___ DATA FOR THIS TASK ___

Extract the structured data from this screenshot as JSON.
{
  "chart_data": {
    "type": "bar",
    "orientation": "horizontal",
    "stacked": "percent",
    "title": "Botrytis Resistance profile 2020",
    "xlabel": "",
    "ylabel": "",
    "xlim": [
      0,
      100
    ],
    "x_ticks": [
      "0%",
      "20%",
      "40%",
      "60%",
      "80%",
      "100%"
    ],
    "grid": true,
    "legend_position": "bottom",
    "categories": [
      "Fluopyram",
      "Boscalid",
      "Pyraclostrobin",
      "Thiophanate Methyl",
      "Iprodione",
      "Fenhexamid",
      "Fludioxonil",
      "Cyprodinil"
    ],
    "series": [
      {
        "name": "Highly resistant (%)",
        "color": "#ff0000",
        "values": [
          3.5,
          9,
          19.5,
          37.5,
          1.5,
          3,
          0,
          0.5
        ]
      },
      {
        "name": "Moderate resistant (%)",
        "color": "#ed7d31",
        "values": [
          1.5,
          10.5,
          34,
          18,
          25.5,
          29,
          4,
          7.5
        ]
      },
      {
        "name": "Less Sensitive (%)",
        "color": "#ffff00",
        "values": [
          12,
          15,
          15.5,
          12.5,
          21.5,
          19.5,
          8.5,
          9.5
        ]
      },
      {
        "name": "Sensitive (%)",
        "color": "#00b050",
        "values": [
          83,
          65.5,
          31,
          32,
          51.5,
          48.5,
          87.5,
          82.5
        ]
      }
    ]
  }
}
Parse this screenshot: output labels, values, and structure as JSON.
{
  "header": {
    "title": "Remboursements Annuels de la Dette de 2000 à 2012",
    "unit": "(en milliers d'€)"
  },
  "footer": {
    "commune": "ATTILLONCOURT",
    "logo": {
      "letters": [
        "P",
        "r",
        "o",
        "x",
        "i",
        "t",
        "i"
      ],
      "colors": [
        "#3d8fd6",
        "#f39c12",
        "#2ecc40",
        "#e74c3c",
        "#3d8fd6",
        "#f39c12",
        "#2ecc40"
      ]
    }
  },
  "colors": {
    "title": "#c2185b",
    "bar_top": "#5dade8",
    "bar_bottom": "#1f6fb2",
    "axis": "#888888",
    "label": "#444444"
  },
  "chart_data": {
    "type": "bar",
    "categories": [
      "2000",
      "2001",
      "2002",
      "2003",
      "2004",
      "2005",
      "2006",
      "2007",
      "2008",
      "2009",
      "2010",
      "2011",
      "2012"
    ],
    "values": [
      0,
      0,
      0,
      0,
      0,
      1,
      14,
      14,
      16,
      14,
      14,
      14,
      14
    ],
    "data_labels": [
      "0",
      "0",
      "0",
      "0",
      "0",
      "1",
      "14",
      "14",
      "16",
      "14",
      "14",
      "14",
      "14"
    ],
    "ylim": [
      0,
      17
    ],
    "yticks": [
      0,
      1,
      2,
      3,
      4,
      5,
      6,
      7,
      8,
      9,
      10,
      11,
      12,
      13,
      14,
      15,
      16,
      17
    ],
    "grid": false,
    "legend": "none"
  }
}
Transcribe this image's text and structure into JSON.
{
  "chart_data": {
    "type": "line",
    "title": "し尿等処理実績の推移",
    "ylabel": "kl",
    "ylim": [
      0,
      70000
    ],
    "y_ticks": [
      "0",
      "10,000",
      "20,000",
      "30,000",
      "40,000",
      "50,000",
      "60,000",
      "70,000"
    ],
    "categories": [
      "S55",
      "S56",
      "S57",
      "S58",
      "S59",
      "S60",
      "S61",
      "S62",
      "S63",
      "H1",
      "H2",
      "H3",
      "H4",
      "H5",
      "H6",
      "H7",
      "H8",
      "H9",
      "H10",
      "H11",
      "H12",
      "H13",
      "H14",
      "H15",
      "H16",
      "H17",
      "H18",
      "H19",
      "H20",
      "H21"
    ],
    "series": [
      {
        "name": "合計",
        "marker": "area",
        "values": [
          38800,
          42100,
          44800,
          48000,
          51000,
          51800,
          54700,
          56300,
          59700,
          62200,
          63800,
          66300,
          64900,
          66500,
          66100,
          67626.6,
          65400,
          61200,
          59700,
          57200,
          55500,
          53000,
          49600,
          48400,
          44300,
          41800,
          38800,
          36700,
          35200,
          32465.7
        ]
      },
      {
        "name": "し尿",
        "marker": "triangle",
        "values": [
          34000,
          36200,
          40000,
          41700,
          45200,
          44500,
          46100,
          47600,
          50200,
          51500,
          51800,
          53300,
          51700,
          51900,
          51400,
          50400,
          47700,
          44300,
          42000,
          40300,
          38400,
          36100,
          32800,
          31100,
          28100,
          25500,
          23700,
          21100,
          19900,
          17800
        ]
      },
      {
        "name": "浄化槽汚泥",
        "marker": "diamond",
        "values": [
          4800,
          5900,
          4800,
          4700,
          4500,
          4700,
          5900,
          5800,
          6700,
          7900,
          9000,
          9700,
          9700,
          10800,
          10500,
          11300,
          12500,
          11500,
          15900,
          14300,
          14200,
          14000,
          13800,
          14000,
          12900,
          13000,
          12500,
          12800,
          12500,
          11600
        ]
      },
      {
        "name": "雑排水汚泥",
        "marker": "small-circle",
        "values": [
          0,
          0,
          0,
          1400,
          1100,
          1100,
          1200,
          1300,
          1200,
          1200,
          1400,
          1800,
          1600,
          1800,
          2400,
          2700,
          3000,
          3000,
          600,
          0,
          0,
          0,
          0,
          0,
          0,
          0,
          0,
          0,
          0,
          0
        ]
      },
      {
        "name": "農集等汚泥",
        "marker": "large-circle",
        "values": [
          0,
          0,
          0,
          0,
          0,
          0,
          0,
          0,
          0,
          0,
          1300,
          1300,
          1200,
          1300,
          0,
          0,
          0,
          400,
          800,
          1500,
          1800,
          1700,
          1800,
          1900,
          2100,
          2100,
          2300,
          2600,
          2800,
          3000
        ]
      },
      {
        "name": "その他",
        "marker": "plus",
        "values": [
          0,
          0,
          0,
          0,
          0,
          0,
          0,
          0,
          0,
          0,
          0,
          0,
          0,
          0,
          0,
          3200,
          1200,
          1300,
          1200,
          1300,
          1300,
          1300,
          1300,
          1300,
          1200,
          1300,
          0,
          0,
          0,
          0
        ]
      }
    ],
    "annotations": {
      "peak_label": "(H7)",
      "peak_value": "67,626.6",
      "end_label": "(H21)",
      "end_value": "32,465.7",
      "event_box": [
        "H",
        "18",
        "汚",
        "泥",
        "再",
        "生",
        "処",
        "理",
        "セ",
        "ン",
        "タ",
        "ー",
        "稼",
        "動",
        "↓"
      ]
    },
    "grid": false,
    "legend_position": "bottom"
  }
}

___

**TO DO:** Repeat the material word for word, in full.

**CORRECT OUTPUT:**
Extract the structured data from this screenshot as JSON.
{
  "chart_data": {
    "type": "bar",
    "orientation": "horizontal",
    "stacked": "percent",
    "title": "Botrytis Resistance profile 2020",
    "xlabel": "",
    "ylabel": "",
    "xlim": [
      0,
      100
    ],
    "x_ticks": [
      "0%",
      "20%",
      "40%",
      "60%",
      "80%",
      "100%"
    ],
    "grid": true,
    "legend_position": "bottom",
    "categories": [
      "Fluopyram",
      "Boscalid",
      "Pyraclostrobin",
      "Thiophanate Methyl",
      "Iprodione",
      "Fenhexamid",
      "Fludioxonil",
      "Cyprodinil"
    ],
    "series": [
      {
        "name": "Highly resistant (%)",
        "color": "#ff0000",
        "values": [
          3.5,
          9,
          19.5,
          37.5,
          1.5,
          3,
          0,
          0.5
        ]
      },
      {
        "name": "Moderate resistant (%)",
        "color": "#ed7d31",
        "values": [
          1.5,
          10.5,
          34,
          18,
          25.5,
          29,
          4,
          7.5
        ]
      },
      {
        "name": "Less Sensitive (%)",
        "color": "#ffff00",
        "values": [
          12,
          15,
          15.5,
          12.5,
          21.5,
          19.5,
          8.5,
          9.5
        ]
      },
      {
        "name": "Sensitive (%)",
        "color": "#00b050",
        "values": [
          83,
          65.5,
          31,
          32,
          51.5,
          48.5,
          87.5,
          82.5
        ]
      }
    ]
  }
}
Parse this screenshot: output labels, values, and structure as JSON.
{
  "header": {
    "title": "Remboursements Annuels de la Dette de 2000 à 2012",
    "unit": "(en milliers d'€)"
  },
  "footer": {
    "commune": "ATTILLONCOURT",
    "logo": {
      "letters": [
        "P",
        "r",
        "o",
        "x",
        "i",
        "t",
        "i"
      ],
      "colors": [
        "#3d8fd6",
        "#f39c12",
        "#2ecc40",
        "#e74c3c",
        "#3d8fd6",
        "#f39c12",
        "#2ecc40"
      ]
    }
  },
  "colors": {
    "title": "#c2185b",
    "bar_top": "#5dade8",
    "bar_bottom": "#1f6fb2",
    "axis": "#888888",
    "label": "#444444"
  },
  "chart_data": {
    "type": "bar",
    "categories": [
      "2000",
      "2001",
      "2002",
      "2003",
      "2004",
      "2005",
      "2006",
      "2007",
      "2008",
      "2009",
      "2010",
      "2011",
      "2012"
    ],
    "values": [
      0,
      0,
      0,
      0,
      0,
      1,
      14,
      14,
      16,
      14,
      14,
      14,
      14
    ],
    "data_labels": [
      "0",
      "0",
      "0",
      "0",
      "0",
      "1",
      "14",
      "14",
      "16",
      "14",
      "14",
      "14",
      "14"
    ],
    "ylim": [
      0,
      17
    ],
    "yticks": [
      0,
      1,
      2,
      3,
      4,
      5,
      6,
      7,
      8,
      9,
      10,
      11,
      12,
      13,
      14,
      15,
      16,
      17
    ],
    "grid": false,
    "legend": "none"
  }
}
Transcribe this image's text and structure into JSON.
{
  "chart_data": {
    "type": "line",
    "title": "し尿等処理実績の推移",
    "ylabel": "kl",
    "ylim": [
      0,
      70000
    ],
    "y_ticks": [
      "0",
      "10,000",
      "20,000",
      "30,000",
      "40,000",
      "50,000",
      "60,000",
      "70,000"
    ],
    "categories": [
      "S55",
      "S56",
      "S57",
      "S58",
      "S59",
      "S60",
      "S61",
      "S62",
      "S63",
      "H1",
      "H2",
      "H3",
      "H4",
      "H5",
      "H6",
      "H7",
      "H8",
      "H9",
      "H10",
      "H11",
      "H12",
      "H13",
      "H14",
      "H15",
      "H16",
      "H17",
      "H18",
      "H19",
      "H20",
      "H21"
    ],
    "series": [
      {
        "name": "合計",
        "marker": "area",
        "values": [
          38800,
          42100,
          44800,
          48000,
          51000,
          51800,
          54700,
          56300,
          59700,
          62200,
          63800,
          66300,
          64900,
          66500,
          66100,
          67626.6,
          65400,
          61200,
          59700,
          57200,
          55500,
          53000,
          49600,
          48400,
          44300,
          41800,
          38800,
          36700,
          35200,
          32465.7
        ]
      },
      {
        "name": "し尿",
        "marker": "triangle",
        "values": [
          34000,
          36200,
          40000,
          41700,
          45200,
          44500,
          46100,
          47600,
          50200,
          51500,
          51800,
          53300,
          51700,
          51900,
          51400,
          50400,
          47700,
          44300,
          42000,
          40300,
          38400,
          36100,
          32800,
          31100,
          28100,
          25500,
          23700,
          21100,
          19900,
          17800
        ]
      },
      {
        "name": "浄化槽汚泥",
        "marker": "diamond",
        "values": [
          4800,
          5900,
          4800,
          4700,
          4500,
          4700,
          5900,
          5800,
          6700,
          7900,
          9000,
          9700,
          9700,
          10800,
          10500,
          11300,
          12500,
          11500,
          15900,
          14300,
          14200,
          14000,
          13800,
          14000,
          12900,
          13000,
          12500,
          12800,
          12500,
          11600
        ]
      },
      {
        "name": "雑排水汚泥",
        "marker": "small-circle",
        "values": [
          0,
          0,
          0,
          1400,
          1100,
          1100,
          1200,
          1300,
          1200,
          1200,
          1400,
          1800,
          1600,
          1800,
          2400,
          2700,
          3000,
          3000,
          600,
          0,
          0,
          0,
          0,
          0,
          0,
          0,
          0,
          0,
          0,
          0
        ]
      },
      {
        "name": "農集等汚泥",
        "marker": "large-circle",
        "values": [
          0,
          0,
          0,
          0,
          0,
          0,
          0,
          0,
          0,
          0,
          1300,
          1300,
          1200,
          1300,
          0,
          0,
          0,
          400,
          800,
          1500,
          1800,
          1700,
          1800,
          1900,
          2100,
          2100,
          2300,
          2600,
          2800,
          3000
        ]
      },
      {
        "name": "その他",
        "marker": "plus",
        "values": [
          0,
          0,
          0,
          0,
          0,
          0,
          0,
          0,
          0,
          0,
          0,
          0,
          0,
          0,
          0,
          3200,
          1200,
          1300,
          1200,
          1300,
          1300,
          1300,
          1300,
          1300,
          1200,
          1300,
          0,
          0,
          0,
          0
        ]
      }
    ],
    "annotations": {
      "peak_label": "(H7)",
      "peak_value": "67,626.6",
      "end_label": "(H21)",
      "end_value": "32,465.7",
      "event_box": [
        "H",
        "18",
        "汚",
        "泥",
        "再",
        "生",
        "処",
        "理",
        "セ",
        "ン",
        "タ",
        "ー",
        "稼",
        "動",
        "↓"
      ]
    },
    "grid": false,
    "legend_position": "bottom"
  }
}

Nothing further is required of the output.